*Written exercise*. Print every line of the listing exactly, please.

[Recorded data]
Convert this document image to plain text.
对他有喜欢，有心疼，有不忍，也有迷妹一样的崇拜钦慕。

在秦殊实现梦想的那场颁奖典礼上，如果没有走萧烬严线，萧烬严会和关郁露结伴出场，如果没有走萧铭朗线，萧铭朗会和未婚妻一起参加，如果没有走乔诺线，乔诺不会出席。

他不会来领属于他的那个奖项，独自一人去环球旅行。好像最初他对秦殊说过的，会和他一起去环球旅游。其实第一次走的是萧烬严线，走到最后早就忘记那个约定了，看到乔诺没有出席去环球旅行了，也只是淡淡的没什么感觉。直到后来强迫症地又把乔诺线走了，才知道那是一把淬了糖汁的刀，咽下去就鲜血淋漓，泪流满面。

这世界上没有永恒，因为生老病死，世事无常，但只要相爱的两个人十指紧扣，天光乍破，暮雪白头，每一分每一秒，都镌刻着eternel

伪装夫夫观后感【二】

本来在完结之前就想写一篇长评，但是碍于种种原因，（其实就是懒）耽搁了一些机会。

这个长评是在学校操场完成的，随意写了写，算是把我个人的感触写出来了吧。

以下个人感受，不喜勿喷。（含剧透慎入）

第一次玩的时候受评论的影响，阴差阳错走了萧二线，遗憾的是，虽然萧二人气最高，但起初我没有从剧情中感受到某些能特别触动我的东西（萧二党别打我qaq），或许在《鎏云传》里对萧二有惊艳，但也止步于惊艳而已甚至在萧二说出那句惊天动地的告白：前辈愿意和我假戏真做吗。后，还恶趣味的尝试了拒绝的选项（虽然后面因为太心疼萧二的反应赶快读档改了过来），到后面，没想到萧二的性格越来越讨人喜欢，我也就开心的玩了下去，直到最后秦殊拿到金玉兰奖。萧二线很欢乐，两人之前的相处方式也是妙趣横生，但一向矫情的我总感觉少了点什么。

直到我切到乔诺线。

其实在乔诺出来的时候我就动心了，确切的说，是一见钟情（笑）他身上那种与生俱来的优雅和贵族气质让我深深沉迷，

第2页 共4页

*Task output*.
Convert this document image to plain text.
对他有喜欢，有心疼，有不忍，也有迷妹一样的崇拜钦慕。

在秦殊实现梦想的那场颁奖典礼上，如果没有走萧烬严线，萧烬严会和关郁露结伴出场，如果没有走萧铭朗线，萧铭朗会和未婚妻一起参加，如果没有走乔诺线，乔诺不会出席。

他不会来领属于他的那个奖项，独自一人去环球旅行。好像最初他对秦殊说过的，会和他一起去环球旅游。其实第一次走的是萧烬严线，走到最后早就忘记那个约定了，看到乔诺没有出席去环球旅行了，也只是淡淡的没什么感觉。直到后来强迫症地又把乔诺线走了，才知道那是一把淬了糖汁的刀，咽下去就鲜血淋漓，泪流满面。

这世界上没有永恒，因为生老病死，世事无常，但只要相爱的两个人十指紧扣，天光乍破，暮雪白头，每一分每一秒，都镌刻着eternel

伪装夫夫观后感【二】

本来在完结之前就想写一篇长评，但是碍于种种原因，（其实就是懒）耽搁了一些机会。

这个长评是在学校操场完成的，随意写了写，算是把我个人的感触写出来了吧。

以下个人感受，不喜勿喷。（含剧透慎入）

第一次玩的时候受评论的影响，阴差阳错走了萧二线，遗憾的是，虽然萧二人气最高，但起初我没有从剧情中感受到某些能特别触动我的东西（萧二党别打我qaq），或许在《鎏云传》里对萧二有惊艳，但也止步于惊艳而已甚至在萧二说出那句惊天动地的告白：前辈愿意和我假戏真做吗。后，还恶趣味的尝试了拒绝的选项（虽然后面因为太心疼萧二的反应赶快读档改了过来），到后面，没想到萧二的性格越来越讨人喜欢，我也就开心的玩了下去，直到最后秦殊拿到金玉兰奖。萧二线很欢乐，两人之前的相处方式也是妙趣横生，但一向矫情的我总感觉少了点什么。

直到我切到乔诺线。

其实在乔诺出来的时候我就动心了，确切的说，是一见钟情（笑）他身上那种与生俱来的优雅和贵族气质让我深深沉迷，

第2页 共4页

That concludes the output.